Exercise goal: Make an exact copy of the data below, leaving out every picture.

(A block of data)
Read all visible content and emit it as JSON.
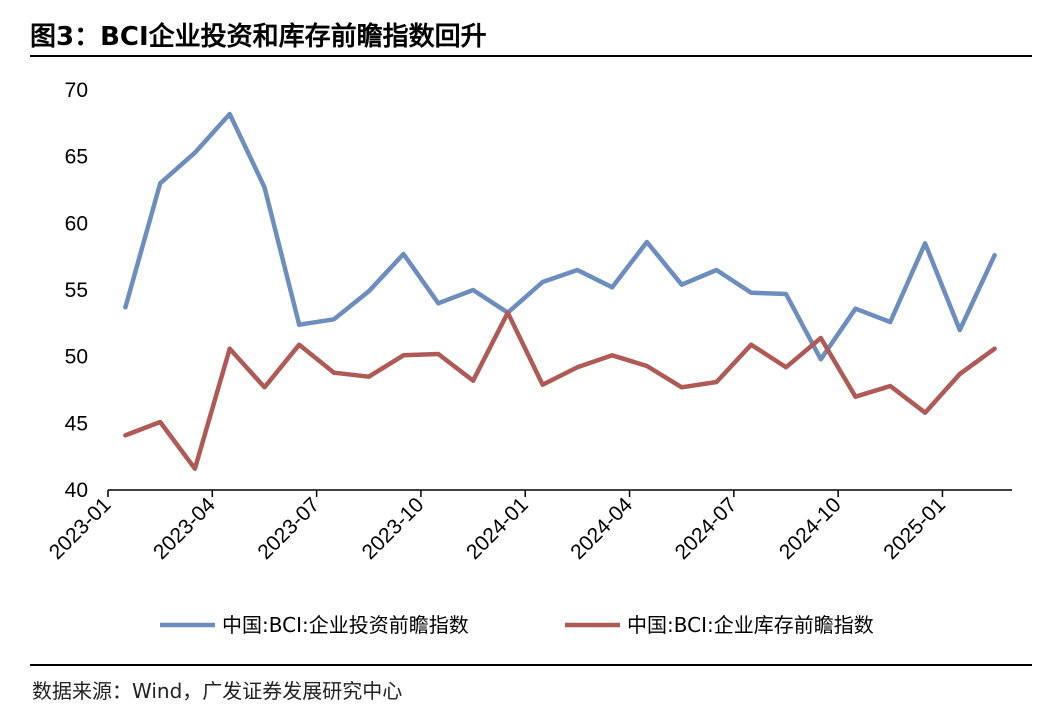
{
  "header": {
    "title": "图3：BCI企业投资和库存前瞻指数回升"
  },
  "footer": {
    "source": "数据来源：Wind，广发证券发展研究中心"
  },
  "chart_data": {
    "type": "line",
    "title": "图3：BCI企业投资和库存前瞻指数回升",
    "xlabel": "",
    "ylabel": "",
    "ylim": [
      40,
      70
    ],
    "yticks": [
      40,
      45,
      50,
      55,
      60,
      65,
      70
    ],
    "x": [
      "2023-01",
      "2023-02",
      "2023-03",
      "2023-04",
      "2023-05",
      "2023-06",
      "2023-07",
      "2023-08",
      "2023-09",
      "2023-10",
      "2023-11",
      "2023-12",
      "2024-01",
      "2024-02",
      "2024-03",
      "2024-04",
      "2024-05",
      "2024-06",
      "2024-07",
      "2024-08",
      "2024-09",
      "2024-10",
      "2024-11",
      "2024-12",
      "2025-01",
      "2025-02"
    ],
    "xtick_labels": [
      "2023-01",
      "2023-04",
      "2023-07",
      "2023-10",
      "2024-01",
      "2024-04",
      "2024-07",
      "2024-10",
      "2025-01"
    ],
    "grid": false,
    "legend_position": "bottom",
    "series": [
      {
        "name": "中国:BCI:企业投资前瞻指数",
        "color": "#6c8ebf",
        "values": [
          53.7,
          63.0,
          65.3,
          68.2,
          62.7,
          52.4,
          52.8,
          54.9,
          57.7,
          54.0,
          55.0,
          53.3,
          55.6,
          56.5,
          55.2,
          58.6,
          55.4,
          56.5,
          54.8,
          54.7,
          49.8,
          53.6,
          52.6,
          58.5,
          52.0,
          57.6
        ]
      },
      {
        "name": "中国:BCI:企业库存前瞻指数",
        "color": "#b05a56",
        "values": [
          44.1,
          45.1,
          41.6,
          50.6,
          47.7,
          50.9,
          48.8,
          48.5,
          50.1,
          50.2,
          48.2,
          53.3,
          47.9,
          49.2,
          50.1,
          49.3,
          47.7,
          48.1,
          50.9,
          49.2,
          51.4,
          47.0,
          47.8,
          45.8,
          48.7,
          50.6
        ]
      }
    ]
  }
}
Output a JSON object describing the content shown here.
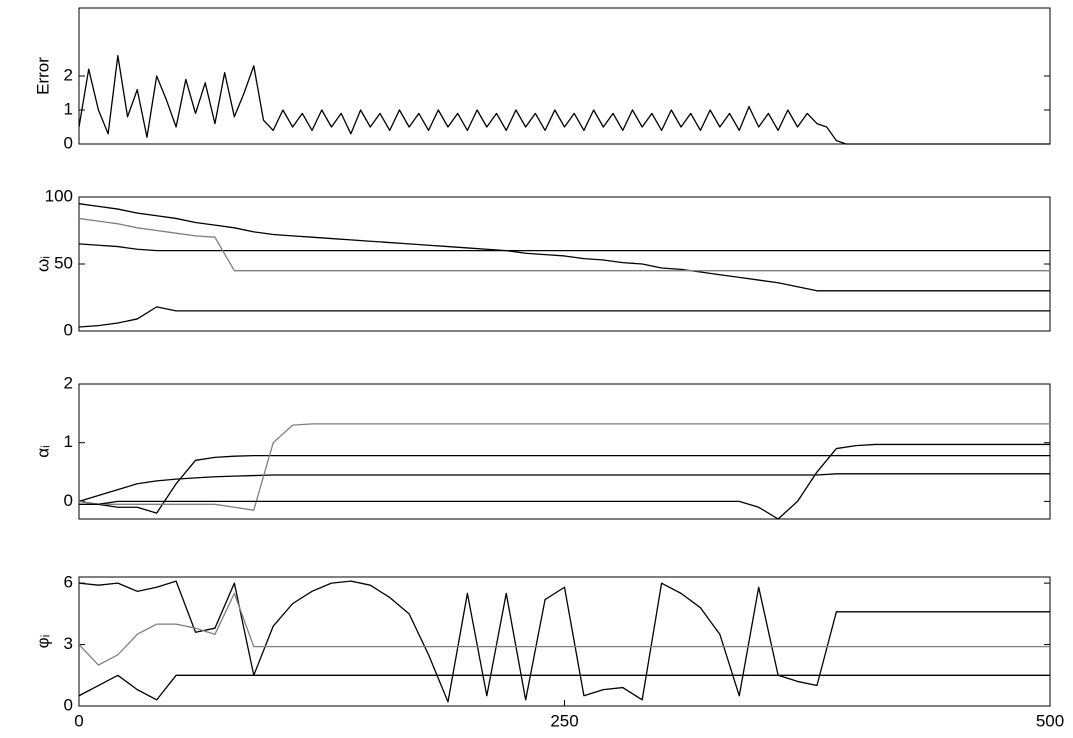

Completed exercise:
Read all visible content and emit it as JSON.
{
  "header": {
    "title": "图3：BCI企业投资和库存前瞻指数回升"
  },
  "footer": {
    "source": "数据来源：Wind，广发证券发展研究中心"
  },
  "chart_data": {
    "type": "line",
    "title": "图3：BCI企业投资和库存前瞻指数回升",
    "xlabel": "",
    "ylabel": "",
    "ylim": [
      40,
      70
    ],
    "yticks": [
      40,
      45,
      50,
      55,
      60,
      65,
      70
    ],
    "x": [
      "2023-01",
      "2023-02",
      "2023-03",
      "2023-04",
      "2023-05",
      "2023-06",
      "2023-07",
      "2023-08",
      "2023-09",
      "2023-10",
      "2023-11",
      "2023-12",
      "2024-01",
      "2024-02",
      "2024-03",
      "2024-04",
      "2024-05",
      "2024-06",
      "2024-07",
      "2024-08",
      "2024-09",
      "2024-10",
      "2024-11",
      "2024-12",
      "2025-01",
      "2025-02"
    ],
    "xtick_labels": [
      "2023-01",
      "2023-04",
      "2023-07",
      "2023-10",
      "2024-01",
      "2024-04",
      "2024-07",
      "2024-10",
      "2025-01"
    ],
    "grid": false,
    "legend_position": "bottom",
    "series": [
      {
        "name": "中国:BCI:企业投资前瞻指数",
        "color": "#6c8ebf",
        "values": [
          53.7,
          63.0,
          65.3,
          68.2,
          62.7,
          52.4,
          52.8,
          54.9,
          57.7,
          54.0,
          55.0,
          53.3,
          55.6,
          56.5,
          55.2,
          58.6,
          55.4,
          56.5,
          54.8,
          54.7,
          49.8,
          53.6,
          52.6,
          58.5,
          52.0,
          57.6
        ]
      },
      {
        "name": "中国:BCI:企业库存前瞻指数",
        "color": "#b05a56",
        "values": [
          44.1,
          45.1,
          41.6,
          50.6,
          47.7,
          50.9,
          48.8,
          48.5,
          50.1,
          50.2,
          48.2,
          53.3,
          47.9,
          49.2,
          50.1,
          49.3,
          47.7,
          48.1,
          50.9,
          49.2,
          51.4,
          47.0,
          47.8,
          45.8,
          48.7,
          50.6
        ]
      }
    ]
  }
}
Output a JSON object describing the content shown here.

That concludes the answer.